• [What you have to do]
Spot each line that carries the word "Frontend"; copy those lines.
Start
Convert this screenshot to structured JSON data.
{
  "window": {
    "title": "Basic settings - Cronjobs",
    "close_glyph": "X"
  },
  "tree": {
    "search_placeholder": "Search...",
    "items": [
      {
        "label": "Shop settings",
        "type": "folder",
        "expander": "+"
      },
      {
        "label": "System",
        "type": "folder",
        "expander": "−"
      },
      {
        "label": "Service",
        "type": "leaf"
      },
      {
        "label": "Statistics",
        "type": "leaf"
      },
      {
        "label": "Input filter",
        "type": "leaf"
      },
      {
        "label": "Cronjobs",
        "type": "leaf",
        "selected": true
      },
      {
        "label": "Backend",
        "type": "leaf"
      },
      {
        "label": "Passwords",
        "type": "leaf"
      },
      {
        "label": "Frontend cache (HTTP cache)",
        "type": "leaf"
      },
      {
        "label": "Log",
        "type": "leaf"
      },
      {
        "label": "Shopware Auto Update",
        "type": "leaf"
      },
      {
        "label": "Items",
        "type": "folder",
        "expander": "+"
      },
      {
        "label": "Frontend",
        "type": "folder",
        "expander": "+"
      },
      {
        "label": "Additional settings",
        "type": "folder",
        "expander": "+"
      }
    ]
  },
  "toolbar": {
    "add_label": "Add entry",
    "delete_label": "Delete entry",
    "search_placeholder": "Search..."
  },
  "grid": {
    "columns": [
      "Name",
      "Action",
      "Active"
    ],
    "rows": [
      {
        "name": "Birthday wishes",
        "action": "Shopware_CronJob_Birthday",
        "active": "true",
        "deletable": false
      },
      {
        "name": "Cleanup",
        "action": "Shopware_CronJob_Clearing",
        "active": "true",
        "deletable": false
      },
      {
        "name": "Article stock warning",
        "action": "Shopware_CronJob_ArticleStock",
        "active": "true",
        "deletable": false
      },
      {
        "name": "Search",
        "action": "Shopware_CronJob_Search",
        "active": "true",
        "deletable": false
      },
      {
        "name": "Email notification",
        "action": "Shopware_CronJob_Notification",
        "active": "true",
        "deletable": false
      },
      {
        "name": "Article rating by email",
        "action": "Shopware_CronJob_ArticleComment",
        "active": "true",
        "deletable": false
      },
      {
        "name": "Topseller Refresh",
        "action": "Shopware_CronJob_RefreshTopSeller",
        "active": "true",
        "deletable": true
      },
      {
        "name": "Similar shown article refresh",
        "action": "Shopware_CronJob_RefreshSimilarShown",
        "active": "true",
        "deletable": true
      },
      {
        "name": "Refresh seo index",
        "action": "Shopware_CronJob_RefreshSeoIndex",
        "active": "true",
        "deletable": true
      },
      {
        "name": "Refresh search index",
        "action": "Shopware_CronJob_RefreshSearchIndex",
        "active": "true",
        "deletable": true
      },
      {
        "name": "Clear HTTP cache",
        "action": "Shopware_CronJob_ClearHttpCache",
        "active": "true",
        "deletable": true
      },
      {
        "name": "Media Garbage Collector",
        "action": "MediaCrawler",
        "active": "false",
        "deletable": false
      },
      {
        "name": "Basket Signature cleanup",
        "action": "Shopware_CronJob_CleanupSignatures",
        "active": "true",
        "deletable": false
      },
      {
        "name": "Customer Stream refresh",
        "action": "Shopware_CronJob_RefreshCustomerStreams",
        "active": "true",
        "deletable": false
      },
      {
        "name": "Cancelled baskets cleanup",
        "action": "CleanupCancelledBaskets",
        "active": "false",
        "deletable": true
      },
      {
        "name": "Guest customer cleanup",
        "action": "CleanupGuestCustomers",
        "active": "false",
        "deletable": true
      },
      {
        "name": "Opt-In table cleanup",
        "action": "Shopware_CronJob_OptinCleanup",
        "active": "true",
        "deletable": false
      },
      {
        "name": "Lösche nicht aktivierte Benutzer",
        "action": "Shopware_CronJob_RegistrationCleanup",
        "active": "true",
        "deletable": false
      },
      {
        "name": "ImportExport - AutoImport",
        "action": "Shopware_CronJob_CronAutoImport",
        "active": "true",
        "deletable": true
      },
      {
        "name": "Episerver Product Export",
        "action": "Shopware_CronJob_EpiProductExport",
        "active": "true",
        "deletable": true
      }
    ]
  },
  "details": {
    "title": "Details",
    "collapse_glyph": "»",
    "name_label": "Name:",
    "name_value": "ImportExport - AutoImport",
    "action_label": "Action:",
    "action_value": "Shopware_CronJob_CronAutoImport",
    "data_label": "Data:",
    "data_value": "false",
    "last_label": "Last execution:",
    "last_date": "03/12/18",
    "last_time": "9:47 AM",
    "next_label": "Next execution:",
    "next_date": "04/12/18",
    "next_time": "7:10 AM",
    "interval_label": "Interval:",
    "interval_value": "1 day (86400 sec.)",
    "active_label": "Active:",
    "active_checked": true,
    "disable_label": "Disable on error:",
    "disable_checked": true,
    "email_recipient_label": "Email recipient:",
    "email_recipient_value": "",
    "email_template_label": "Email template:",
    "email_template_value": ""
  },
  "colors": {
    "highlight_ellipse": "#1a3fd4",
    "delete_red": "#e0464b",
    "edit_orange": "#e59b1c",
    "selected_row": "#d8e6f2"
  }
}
End
• [Solution to the problem]
        "label": "Frontend cache (HTTP cache)",
        "label": "Frontend",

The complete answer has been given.